┌─ Data extract

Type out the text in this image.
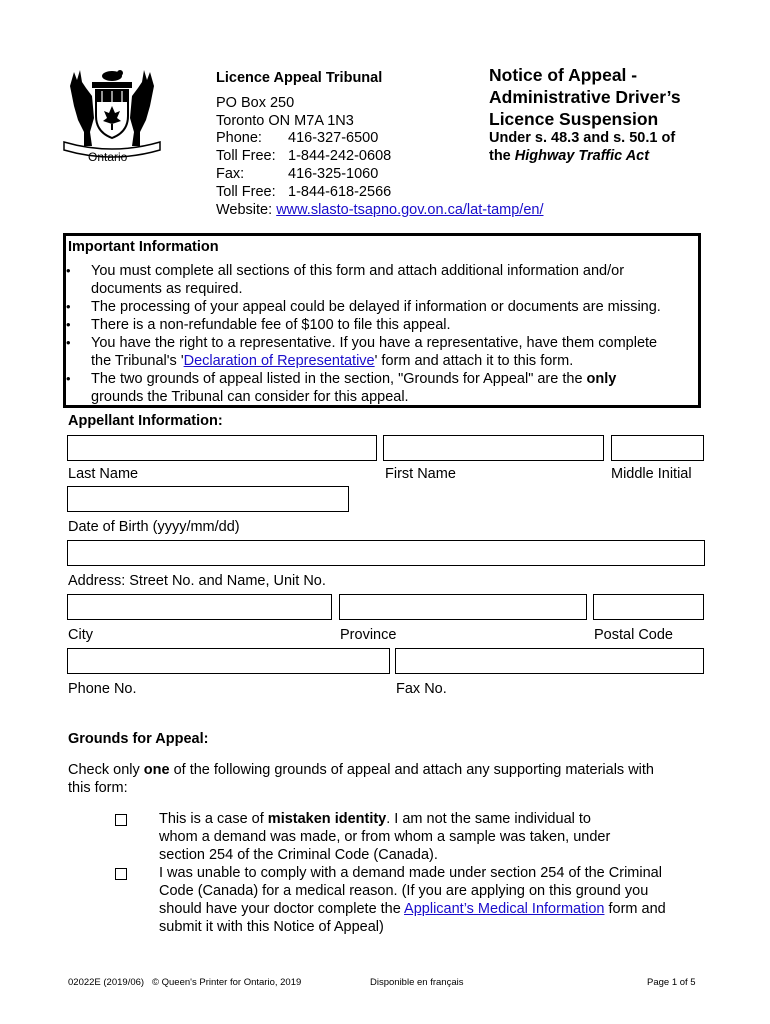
Ontario
Licence Appeal Tribunal
PO Box 250
Toronto ON M7A 1N3
Phone: 416-327-6500
Toll Free: 1-844-242-0608
Fax:	416-325-1060
Toll Free: 1-844-618-2566
Website: www.slasto-tsapno.gov.on.ca/lat-tamp/en/
Notice of Appeal -
Administrative Driver’s
Licence Suspension
Under s. 48.3 and s. 50.1 of
the Highway Traffic Act
Important Information
• You must complete all sections of this form and attach additional information and/or
documents as required.
• The processing of your appeal could be delayed if information or documents are missing.
• There is a non-refundable fee of $100 to file this appeal.
• You have the right to a representative. If you have a representative, have them complete
the Tribunal's 'Declaration of Representative' form and attach it to this form.
• The two grounds of appeal listed in the section, "Grounds for Appeal" are the only
grounds the Tribunal can consider for this appeal.
Appellant Information:
Last Name	First Name	Middle Initial
Date of Birth (yyyy/mm/dd)
Address: Street No. and Name, Unit No.
City	Province	Postal Code
Phone No.	Fax No.
Grounds for Appeal:
Check only one of the following grounds of appeal and attach any supporting materials with
this form:
This is a case of mistaken identity. I am not the same individual to
whom a demand was made, or from whom a sample was taken, under
section 254 of the Criminal Code (Canada).
I was unable to comply with a demand made under section 254 of the Criminal
Code (Canada) for a medical reason. (If you are applying on this ground you
should have your doctor complete the Applicant’s Medical Information form and
submit it with this Notice of Appeal)
02022E (2019/06) © Queen's Printer for Ontario, 2019	Disponible en français	Page 1 of 5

└─

— Exercise —
Repeat the listing above exactly, with no pictures.

— Result of this exercise —
Type out the text in this image.
Ontario
Licence Appeal Tribunal
PO Box 250
Toronto ON M7A 1N3
Phone: 416-327-6500
Toll Free: 1-844-242-0608
Fax:	416-325-1060
Toll Free: 1-844-618-2566
Website: www.slasto-tsapno.gov.on.ca/lat-tamp/en/
Notice of Appeal -
Administrative Driver’s
Licence Suspension
Under s. 48.3 and s. 50.1 of
the Highway Traffic Act
Important Information
• You must complete all sections of this form and attach additional information and/or
documents as required.
• The processing of your appeal could be delayed if information or documents are missing.
• There is a non-refundable fee of $100 to file this appeal.
• You have the right to a representative. If you have a representative, have them complete
the Tribunal's 'Declaration of Representative' form and attach it to this form.
• The two grounds of appeal listed in the section, "Grounds for Appeal" are the only
grounds the Tribunal can consider for this appeal.
Appellant Information:
Last Name	First Name	Middle Initial
Date of Birth (yyyy/mm/dd)
Address: Street No. and Name, Unit No.
City	Province	Postal Code
Phone No.	Fax No.
Grounds for Appeal:
Check only one of the following grounds of appeal and attach any supporting materials with
this form:
This is a case of mistaken identity. I am not the same individual to
whom a demand was made, or from whom a sample was taken, under
section 254 of the Criminal Code (Canada).
I was unable to comply with a demand made under section 254 of the Criminal
Code (Canada) for a medical reason. (If you are applying on this ground you
should have your doctor complete the Applicant’s Medical Information form and
submit it with this Notice of Appeal)
02022E (2019/06) © Queen's Printer for Ontario, 2019	Disponible en français	Page 1 of 5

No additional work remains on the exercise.